Excerpted data
■ ■ ■ ■ ■

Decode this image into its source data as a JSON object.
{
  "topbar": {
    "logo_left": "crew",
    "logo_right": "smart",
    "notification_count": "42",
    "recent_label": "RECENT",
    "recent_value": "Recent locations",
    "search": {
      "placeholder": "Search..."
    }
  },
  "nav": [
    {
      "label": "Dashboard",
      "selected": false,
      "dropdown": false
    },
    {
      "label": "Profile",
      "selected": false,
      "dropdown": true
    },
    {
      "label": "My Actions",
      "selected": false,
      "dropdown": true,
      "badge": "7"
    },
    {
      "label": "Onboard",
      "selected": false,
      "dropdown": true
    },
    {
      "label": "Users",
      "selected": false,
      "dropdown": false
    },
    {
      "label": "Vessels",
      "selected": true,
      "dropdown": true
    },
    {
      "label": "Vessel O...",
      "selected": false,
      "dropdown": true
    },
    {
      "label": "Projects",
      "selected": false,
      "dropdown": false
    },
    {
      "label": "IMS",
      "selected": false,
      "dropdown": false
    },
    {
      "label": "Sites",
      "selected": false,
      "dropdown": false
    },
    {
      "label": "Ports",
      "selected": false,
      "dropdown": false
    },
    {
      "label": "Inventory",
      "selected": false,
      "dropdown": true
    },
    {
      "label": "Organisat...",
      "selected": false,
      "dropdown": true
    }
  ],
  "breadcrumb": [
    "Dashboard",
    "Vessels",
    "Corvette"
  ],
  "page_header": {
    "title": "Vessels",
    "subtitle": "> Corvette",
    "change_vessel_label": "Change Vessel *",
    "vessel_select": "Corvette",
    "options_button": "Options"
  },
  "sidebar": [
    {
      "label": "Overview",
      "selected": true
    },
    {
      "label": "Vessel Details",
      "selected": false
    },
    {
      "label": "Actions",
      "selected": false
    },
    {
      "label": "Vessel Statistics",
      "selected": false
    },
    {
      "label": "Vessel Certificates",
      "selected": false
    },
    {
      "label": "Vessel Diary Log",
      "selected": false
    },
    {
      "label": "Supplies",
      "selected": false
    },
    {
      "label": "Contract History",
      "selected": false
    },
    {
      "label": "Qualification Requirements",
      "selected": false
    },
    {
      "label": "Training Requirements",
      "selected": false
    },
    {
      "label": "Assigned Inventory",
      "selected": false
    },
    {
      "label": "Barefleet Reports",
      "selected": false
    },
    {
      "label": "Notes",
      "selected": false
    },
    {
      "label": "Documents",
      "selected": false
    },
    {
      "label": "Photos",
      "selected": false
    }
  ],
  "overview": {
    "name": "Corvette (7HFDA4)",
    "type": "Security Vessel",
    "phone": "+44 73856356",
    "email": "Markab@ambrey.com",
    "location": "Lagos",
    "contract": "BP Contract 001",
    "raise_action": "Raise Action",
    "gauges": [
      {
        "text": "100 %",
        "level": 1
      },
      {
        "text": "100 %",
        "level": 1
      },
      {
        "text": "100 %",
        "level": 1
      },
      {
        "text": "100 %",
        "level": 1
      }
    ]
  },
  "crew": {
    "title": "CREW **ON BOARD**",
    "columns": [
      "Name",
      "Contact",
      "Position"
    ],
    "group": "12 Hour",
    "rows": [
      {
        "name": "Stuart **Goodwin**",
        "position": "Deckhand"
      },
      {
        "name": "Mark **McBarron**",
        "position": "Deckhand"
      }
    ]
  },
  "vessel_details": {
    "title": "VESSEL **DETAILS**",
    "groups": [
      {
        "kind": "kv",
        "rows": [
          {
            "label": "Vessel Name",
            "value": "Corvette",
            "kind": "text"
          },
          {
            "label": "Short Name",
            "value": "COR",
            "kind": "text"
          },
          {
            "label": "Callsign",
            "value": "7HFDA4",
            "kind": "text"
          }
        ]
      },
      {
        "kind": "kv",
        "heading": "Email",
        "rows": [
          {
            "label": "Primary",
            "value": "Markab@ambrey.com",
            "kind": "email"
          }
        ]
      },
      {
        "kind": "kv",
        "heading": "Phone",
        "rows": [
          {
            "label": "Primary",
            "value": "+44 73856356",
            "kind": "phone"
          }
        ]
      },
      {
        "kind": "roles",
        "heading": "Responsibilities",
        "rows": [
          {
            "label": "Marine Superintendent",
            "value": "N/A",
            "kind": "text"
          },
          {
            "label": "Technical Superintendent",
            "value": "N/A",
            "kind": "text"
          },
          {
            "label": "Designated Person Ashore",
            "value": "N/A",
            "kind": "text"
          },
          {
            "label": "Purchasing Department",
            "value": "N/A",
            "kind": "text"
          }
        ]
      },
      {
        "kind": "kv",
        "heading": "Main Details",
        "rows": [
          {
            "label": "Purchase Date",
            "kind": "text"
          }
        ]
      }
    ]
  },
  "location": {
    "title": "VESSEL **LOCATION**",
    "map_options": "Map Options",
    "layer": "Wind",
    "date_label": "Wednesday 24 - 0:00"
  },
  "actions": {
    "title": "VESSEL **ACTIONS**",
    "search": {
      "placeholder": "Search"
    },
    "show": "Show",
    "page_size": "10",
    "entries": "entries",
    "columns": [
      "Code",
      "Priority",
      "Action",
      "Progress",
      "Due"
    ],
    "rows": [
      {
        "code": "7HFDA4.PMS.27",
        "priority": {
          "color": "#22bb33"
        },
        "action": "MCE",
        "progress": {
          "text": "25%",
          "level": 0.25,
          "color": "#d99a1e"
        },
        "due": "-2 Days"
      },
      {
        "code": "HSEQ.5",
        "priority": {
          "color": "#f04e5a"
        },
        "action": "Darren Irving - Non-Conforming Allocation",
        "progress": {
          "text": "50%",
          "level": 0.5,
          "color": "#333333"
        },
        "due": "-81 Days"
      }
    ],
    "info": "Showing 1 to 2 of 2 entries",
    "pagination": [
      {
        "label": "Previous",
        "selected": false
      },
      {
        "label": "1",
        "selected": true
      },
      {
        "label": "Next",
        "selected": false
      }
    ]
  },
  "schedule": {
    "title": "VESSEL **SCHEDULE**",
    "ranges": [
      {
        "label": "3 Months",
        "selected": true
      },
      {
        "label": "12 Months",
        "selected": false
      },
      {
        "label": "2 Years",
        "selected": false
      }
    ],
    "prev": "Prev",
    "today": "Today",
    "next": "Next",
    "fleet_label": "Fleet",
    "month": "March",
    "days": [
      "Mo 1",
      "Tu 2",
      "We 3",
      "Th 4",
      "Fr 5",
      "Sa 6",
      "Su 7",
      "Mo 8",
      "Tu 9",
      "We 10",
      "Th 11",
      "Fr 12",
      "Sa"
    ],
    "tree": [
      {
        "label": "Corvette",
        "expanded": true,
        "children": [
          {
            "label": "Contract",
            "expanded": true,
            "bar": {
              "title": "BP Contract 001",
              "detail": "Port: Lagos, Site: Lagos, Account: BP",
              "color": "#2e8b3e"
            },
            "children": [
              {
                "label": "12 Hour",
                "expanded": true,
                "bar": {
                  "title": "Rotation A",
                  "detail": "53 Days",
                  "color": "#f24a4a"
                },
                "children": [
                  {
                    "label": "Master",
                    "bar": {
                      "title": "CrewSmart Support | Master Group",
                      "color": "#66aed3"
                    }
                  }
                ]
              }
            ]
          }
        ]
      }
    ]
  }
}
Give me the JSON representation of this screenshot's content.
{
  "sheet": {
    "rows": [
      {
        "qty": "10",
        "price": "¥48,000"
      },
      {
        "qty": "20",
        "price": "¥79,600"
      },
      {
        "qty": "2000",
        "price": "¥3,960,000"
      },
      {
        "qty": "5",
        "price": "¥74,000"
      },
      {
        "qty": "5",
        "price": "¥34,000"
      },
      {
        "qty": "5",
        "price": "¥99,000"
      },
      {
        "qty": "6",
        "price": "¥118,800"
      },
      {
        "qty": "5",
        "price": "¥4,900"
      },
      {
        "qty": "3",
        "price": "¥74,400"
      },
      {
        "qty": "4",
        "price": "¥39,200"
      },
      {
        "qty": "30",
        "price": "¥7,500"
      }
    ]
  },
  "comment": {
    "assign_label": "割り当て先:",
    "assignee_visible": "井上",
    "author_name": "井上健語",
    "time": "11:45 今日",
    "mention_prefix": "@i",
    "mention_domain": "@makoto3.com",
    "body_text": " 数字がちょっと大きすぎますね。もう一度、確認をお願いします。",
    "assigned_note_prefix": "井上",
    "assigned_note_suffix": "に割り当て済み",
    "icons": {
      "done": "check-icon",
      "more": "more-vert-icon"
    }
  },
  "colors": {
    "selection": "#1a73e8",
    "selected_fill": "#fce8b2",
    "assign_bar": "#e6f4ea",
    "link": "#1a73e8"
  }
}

■ ■ ■ ■ ■

From the records above, report the count of lines containing "Contract" and nothing more.

4